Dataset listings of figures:
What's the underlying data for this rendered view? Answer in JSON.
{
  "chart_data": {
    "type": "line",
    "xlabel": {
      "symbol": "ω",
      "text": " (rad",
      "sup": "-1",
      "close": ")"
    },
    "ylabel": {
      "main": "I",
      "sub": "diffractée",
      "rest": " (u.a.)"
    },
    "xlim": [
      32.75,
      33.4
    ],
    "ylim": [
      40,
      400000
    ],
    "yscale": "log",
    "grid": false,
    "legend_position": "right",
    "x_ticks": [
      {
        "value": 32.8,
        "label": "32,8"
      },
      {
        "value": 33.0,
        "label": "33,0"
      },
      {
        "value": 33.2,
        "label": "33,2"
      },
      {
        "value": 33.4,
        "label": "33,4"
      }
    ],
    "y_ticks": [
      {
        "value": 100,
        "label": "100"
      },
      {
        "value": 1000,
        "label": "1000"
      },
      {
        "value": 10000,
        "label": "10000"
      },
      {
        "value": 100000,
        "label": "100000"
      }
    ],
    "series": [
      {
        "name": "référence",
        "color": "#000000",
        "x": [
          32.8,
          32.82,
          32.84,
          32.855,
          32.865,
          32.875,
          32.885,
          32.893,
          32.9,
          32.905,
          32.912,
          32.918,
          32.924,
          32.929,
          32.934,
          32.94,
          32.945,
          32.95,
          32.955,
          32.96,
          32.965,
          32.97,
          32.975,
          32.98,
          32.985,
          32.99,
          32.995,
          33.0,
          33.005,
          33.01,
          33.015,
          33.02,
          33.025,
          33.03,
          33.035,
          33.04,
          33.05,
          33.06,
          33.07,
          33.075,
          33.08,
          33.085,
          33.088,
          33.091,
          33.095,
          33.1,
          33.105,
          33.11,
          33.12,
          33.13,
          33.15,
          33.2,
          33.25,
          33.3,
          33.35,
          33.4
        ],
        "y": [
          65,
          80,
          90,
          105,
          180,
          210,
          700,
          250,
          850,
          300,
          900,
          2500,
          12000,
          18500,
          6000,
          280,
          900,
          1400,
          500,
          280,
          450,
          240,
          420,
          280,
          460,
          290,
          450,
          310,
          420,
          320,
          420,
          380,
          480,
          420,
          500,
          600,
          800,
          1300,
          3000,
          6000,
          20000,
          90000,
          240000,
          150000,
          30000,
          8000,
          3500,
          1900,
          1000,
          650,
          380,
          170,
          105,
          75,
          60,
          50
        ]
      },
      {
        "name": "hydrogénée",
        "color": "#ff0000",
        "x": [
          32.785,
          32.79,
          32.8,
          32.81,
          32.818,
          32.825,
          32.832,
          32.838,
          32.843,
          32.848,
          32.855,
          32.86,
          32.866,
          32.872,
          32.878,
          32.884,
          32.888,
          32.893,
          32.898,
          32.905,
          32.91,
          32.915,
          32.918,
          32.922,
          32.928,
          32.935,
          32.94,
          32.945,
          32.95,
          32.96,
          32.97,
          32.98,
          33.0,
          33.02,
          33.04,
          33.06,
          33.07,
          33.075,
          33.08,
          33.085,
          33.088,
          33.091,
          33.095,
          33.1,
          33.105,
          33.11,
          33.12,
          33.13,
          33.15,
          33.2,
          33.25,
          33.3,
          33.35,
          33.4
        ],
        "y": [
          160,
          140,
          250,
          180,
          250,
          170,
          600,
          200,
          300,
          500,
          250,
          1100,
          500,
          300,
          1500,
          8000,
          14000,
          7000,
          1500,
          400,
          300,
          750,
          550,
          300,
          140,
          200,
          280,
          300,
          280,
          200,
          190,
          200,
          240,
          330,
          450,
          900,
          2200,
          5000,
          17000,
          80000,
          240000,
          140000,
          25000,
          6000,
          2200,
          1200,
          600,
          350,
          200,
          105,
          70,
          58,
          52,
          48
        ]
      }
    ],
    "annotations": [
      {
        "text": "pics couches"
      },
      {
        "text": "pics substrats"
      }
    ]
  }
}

▸ Work instructions
Output every entry shown above, exactly.

▸ Answer for the task
What's the underlying data for this rendered view? Answer in JSON.
{
  "chart_data": {
    "type": "line",
    "xlabel": {
      "symbol": "ω",
      "text": " (rad",
      "sup": "-1",
      "close": ")"
    },
    "ylabel": {
      "main": "I",
      "sub": "diffractée",
      "rest": " (u.a.)"
    },
    "xlim": [
      32.75,
      33.4
    ],
    "ylim": [
      40,
      400000
    ],
    "yscale": "log",
    "grid": false,
    "legend_position": "right",
    "x_ticks": [
      {
        "value": 32.8,
        "label": "32,8"
      },
      {
        "value": 33.0,
        "label": "33,0"
      },
      {
        "value": 33.2,
        "label": "33,2"
      },
      {
        "value": 33.4,
        "label": "33,4"
      }
    ],
    "y_ticks": [
      {
        "value": 100,
        "label": "100"
      },
      {
        "value": 1000,
        "label": "1000"
      },
      {
        "value": 10000,
        "label": "10000"
      },
      {
        "value": 100000,
        "label": "100000"
      }
    ],
    "series": [
      {
        "name": "référence",
        "color": "#000000",
        "x": [
          32.8,
          32.82,
          32.84,
          32.855,
          32.865,
          32.875,
          32.885,
          32.893,
          32.9,
          32.905,
          32.912,
          32.918,
          32.924,
          32.929,
          32.934,
          32.94,
          32.945,
          32.95,
          32.955,
          32.96,
          32.965,
          32.97,
          32.975,
          32.98,
          32.985,
          32.99,
          32.995,
          33.0,
          33.005,
          33.01,
          33.015,
          33.02,
          33.025,
          33.03,
          33.035,
          33.04,
          33.05,
          33.06,
          33.07,
          33.075,
          33.08,
          33.085,
          33.088,
          33.091,
          33.095,
          33.1,
          33.105,
          33.11,
          33.12,
          33.13,
          33.15,
          33.2,
          33.25,
          33.3,
          33.35,
          33.4
        ],
        "y": [
          65,
          80,
          90,
          105,
          180,
          210,
          700,
          250,
          850,
          300,
          900,
          2500,
          12000,
          18500,
          6000,
          280,
          900,
          1400,
          500,
          280,
          450,
          240,
          420,
          280,
          460,
          290,
          450,
          310,
          420,
          320,
          420,
          380,
          480,
          420,
          500,
          600,
          800,
          1300,
          3000,
          6000,
          20000,
          90000,
          240000,
          150000,
          30000,
          8000,
          3500,
          1900,
          1000,
          650,
          380,
          170,
          105,
          75,
          60,
          50
        ]
      },
      {
        "name": "hydrogénée",
        "color": "#ff0000",
        "x": [
          32.785,
          32.79,
          32.8,
          32.81,
          32.818,
          32.825,
          32.832,
          32.838,
          32.843,
          32.848,
          32.855,
          32.86,
          32.866,
          32.872,
          32.878,
          32.884,
          32.888,
          32.893,
          32.898,
          32.905,
          32.91,
          32.915,
          32.918,
          32.922,
          32.928,
          32.935,
          32.94,
          32.945,
          32.95,
          32.96,
          32.97,
          32.98,
          33.0,
          33.02,
          33.04,
          33.06,
          33.07,
          33.075,
          33.08,
          33.085,
          33.088,
          33.091,
          33.095,
          33.1,
          33.105,
          33.11,
          33.12,
          33.13,
          33.15,
          33.2,
          33.25,
          33.3,
          33.35,
          33.4
        ],
        "y": [
          160,
          140,
          250,
          180,
          250,
          170,
          600,
          200,
          300,
          500,
          250,
          1100,
          500,
          300,
          1500,
          8000,
          14000,
          7000,
          1500,
          400,
          300,
          750,
          550,
          300,
          140,
          200,
          280,
          300,
          280,
          200,
          190,
          200,
          240,
          330,
          450,
          900,
          2200,
          5000,
          17000,
          80000,
          240000,
          140000,
          25000,
          6000,
          2200,
          1200,
          600,
          350,
          200,
          105,
          70,
          58,
          52,
          48
        ]
      }
    ],
    "annotations": [
      {
        "text": "pics couches"
      },
      {
        "text": "pics substrats"
      }
    ]
  }
}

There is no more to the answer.